__Exercise objective__:
What follows is a set of entries. Give them again exactly, without the pictures.

**** Records provided

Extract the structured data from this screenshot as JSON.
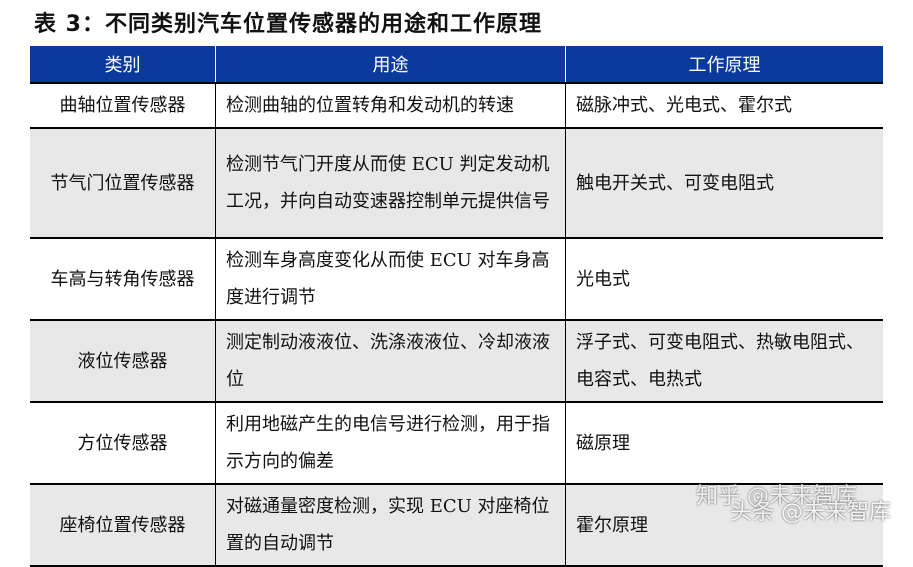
{
  "title": "表 3：不同类别汽车位置传感器的用途和工作原理",
  "colors": {
    "header_bg": "#0a3a9c",
    "alt_row_bg": "#e8e8e8"
  },
  "headers": [
    "类别",
    "用途",
    "工作原理"
  ],
  "rows": [
    [
      "曲轴位置传感器",
      "检测曲轴的位置转角和发动机的转速",
      "磁脉冲式、光电式、霍尔式"
    ],
    [
      "节气门位置传感器",
      "检测节气门开度从而使 ECU 判定发动机工况，并向自动变速器控制单元提供信号",
      "触电开关式、可变电阻式"
    ],
    [
      "车高与转角传感器",
      "检测车身高度变化从而使 ECU 对车身高度进行调节",
      "光电式"
    ],
    [
      "液位传感器",
      "测定制动液液位、洗涤液液位、冷却液液位",
      "浮子式、可变电阻式、热敏电阻式、电容式、电热式"
    ],
    [
      "方位传感器",
      "利用地磁产生的电信号进行检测，用于指示方向的偏差",
      "磁原理"
    ],
    [
      "座椅位置传感器",
      "对磁通量密度检测，实现 ECU 对座椅位置的自动调节",
      "霍尔原理"
    ]
  ],
  "watermarks": [
    "知乎 @未来智库",
    "头条 @未来智库"
  ]
}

********

__Response to the task__:
Extract the structured data from this screenshot as JSON.
{
  "title": "表 3：不同类别汽车位置传感器的用途和工作原理",
  "colors": {
    "header_bg": "#0a3a9c",
    "alt_row_bg": "#e8e8e8"
  },
  "headers": [
    "类别",
    "用途",
    "工作原理"
  ],
  "rows": [
    [
      "曲轴位置传感器",
      "检测曲轴的位置转角和发动机的转速",
      "磁脉冲式、光电式、霍尔式"
    ],
    [
      "节气门位置传感器",
      "检测节气门开度从而使 ECU 判定发动机工况，并向自动变速器控制单元提供信号",
      "触电开关式、可变电阻式"
    ],
    [
      "车高与转角传感器",
      "检测车身高度变化从而使 ECU 对车身高度进行调节",
      "光电式"
    ],
    [
      "液位传感器",
      "测定制动液液位、洗涤液液位、冷却液液位",
      "浮子式、可变电阻式、热敏电阻式、电容式、电热式"
    ],
    [
      "方位传感器",
      "利用地磁产生的电信号进行检测，用于指示方向的偏差",
      "磁原理"
    ],
    [
      "座椅位置传感器",
      "对磁通量密度检测，实现 ECU 对座椅位置的自动调节",
      "霍尔原理"
    ]
  ],
  "watermarks": [
    "知乎 @未来智库",
    "头条 @未来智库"
  ]
}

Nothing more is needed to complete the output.